Document passage:
Source: In These Times
As midterm elections loom, suddenly everyone is formulating a foreign policy for the Left. On August 9, Phyllis Bennis put forward “A Bold Foreign Policy Platform for the New Wave of Left Lawmakers,” for In These Times; on September 4, in Foreign Affairs, Daniel Nexon called for “a new progressive internationalism.” On September 13, Bernie Sanders wrote in the Guardianthat we need an “international progressive movement” to combat a rapidly coalescing “new authoritarian axis.” His motion was seconded by Yanis Varoufakis.
And it didn’t end there. Soon joining the call for a new progressive foreign policy were Daniel Bessner in the New York Times, Katrina vanden Heuvel in the Washington Post and more. All these pieces addressed traditional foreign policy questions and what progressives should pressure the U.S. government to do.
This piece is about something different: not primarily what candidates or the state should do but what we in the socialist movement should do, with or without state power—and how we can update our approach for the 21st century. (I am using socialist as a catchall term for all the anarchists, labor organizers, municipalists, feminists, anti-racists, gender activists and other progressives who make up our still-amorphous movement.)

(Stored data entries)
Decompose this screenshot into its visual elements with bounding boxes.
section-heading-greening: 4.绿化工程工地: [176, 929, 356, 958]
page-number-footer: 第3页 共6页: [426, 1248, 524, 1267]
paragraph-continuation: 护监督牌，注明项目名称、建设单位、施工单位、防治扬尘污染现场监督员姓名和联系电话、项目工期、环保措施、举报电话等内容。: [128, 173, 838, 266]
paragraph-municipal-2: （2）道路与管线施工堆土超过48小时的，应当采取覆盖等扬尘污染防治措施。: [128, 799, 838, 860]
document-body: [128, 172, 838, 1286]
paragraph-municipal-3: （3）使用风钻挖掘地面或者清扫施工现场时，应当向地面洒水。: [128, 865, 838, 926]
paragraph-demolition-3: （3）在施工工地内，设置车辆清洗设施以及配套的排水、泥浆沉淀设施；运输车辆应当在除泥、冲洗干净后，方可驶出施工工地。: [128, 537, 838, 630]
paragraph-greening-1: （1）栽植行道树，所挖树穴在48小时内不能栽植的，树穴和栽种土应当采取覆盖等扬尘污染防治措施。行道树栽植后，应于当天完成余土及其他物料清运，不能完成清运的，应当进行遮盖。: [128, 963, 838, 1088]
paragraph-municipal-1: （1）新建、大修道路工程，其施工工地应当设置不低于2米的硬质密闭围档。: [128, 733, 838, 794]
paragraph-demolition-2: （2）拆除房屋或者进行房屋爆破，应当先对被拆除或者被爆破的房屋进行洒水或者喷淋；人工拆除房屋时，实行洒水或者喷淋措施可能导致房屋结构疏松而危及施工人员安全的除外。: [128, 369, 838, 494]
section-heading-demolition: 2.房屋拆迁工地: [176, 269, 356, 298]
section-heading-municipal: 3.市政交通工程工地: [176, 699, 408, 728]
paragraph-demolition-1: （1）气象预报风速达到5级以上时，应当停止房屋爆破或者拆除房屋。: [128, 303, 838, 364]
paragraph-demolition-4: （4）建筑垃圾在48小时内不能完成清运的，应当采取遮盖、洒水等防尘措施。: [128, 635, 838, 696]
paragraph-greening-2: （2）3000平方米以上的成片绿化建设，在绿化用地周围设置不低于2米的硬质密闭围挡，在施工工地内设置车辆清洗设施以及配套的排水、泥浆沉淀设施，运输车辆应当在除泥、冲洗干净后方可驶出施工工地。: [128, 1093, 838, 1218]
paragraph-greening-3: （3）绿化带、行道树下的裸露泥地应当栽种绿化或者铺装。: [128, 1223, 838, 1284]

Requirement 1: In the In These Times passage, on what date did Daniel Nexon call for "a new progressive internationalism," and in which publication?
Requirement 2: Reproduce the In These Times passage from "And it didn’t" up to and including "government to do.".
Requirement 3: Rewrite the paragraph of the In These Times passage that begins "And it didn't end there" in a shorter form, keeping its main facts.

Exercise solution 1: September 4, in Foreign Affairs.

Exercise solution 2:
And it didn’t end there. Soon joining the call for a new progressive foreign policy were Daniel Bessner in the New York Times, Katrina vanden Heuvel in the Washington Post and more. All these pieces addressed traditional foreign policy questions and what progressives should pressure the U.S. government to do.

Exercise solution 3: Daniel Bessner in the New York Times, Katrina vanden Heuvel in the Washington Post and others also called for a new progressive foreign policy. All of these pieces covered traditional foreign policy questions and what progressives should press the U.S. government to do.